■ **Directions for this task**
Take the material below and write it all out again exactly.

■ **Data**
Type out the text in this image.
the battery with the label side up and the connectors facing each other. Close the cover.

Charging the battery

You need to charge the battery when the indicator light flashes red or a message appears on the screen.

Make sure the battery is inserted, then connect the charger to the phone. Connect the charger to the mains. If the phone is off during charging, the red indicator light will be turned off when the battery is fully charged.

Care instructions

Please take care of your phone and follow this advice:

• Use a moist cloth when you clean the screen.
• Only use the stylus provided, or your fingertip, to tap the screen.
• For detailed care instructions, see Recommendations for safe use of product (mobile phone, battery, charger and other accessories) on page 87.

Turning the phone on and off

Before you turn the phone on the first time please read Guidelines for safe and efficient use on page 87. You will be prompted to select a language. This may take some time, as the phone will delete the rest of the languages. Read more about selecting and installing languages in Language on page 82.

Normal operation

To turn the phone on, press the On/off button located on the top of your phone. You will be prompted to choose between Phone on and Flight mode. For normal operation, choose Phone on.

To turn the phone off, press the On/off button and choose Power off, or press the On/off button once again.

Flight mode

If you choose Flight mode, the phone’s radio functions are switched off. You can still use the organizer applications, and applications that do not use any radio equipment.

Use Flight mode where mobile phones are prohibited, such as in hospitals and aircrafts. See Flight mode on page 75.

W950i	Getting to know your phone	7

■ **Reply to the task**
Type out the text in this image.
the battery with the label side up and the connectors facing each other. Close the cover.

Charging the battery

You need to charge the battery when the indicator light flashes red or a message appears on the screen.

Make sure the battery is inserted, then connect the charger to the phone. Connect the charger to the mains. If the phone is off during charging, the red indicator light will be turned off when the battery is fully charged.

Care instructions

Please take care of your phone and follow this advice:

• Use a moist cloth when you clean the screen.
• Only use the stylus provided, or your fingertip, to tap the screen.
• For detailed care instructions, see Recommendations for safe use of product (mobile phone, battery, charger and other accessories) on page 87.

Turning the phone on and off

Before you turn the phone on the first time please read Guidelines for safe and efficient use on page 87. You will be prompted to select a language. This may take some time, as the phone will delete the rest of the languages. Read more about selecting and installing languages in Language on page 82.

Normal operation

To turn the phone on, press the On/off button located on the top of your phone. You will be prompted to choose between Phone on and Flight mode. For normal operation, choose Phone on.

To turn the phone off, press the On/off button and choose Power off, or press the On/off button once again.

Flight mode

If you choose Flight mode, the phone’s radio functions are switched off. You can still use the organizer applications, and applications that do not use any radio equipment.

Use Flight mode where mobile phones are prohibited, such as in hospitals and aircrafts. See Flight mode on page 75.

W950i	Getting to know your phone	7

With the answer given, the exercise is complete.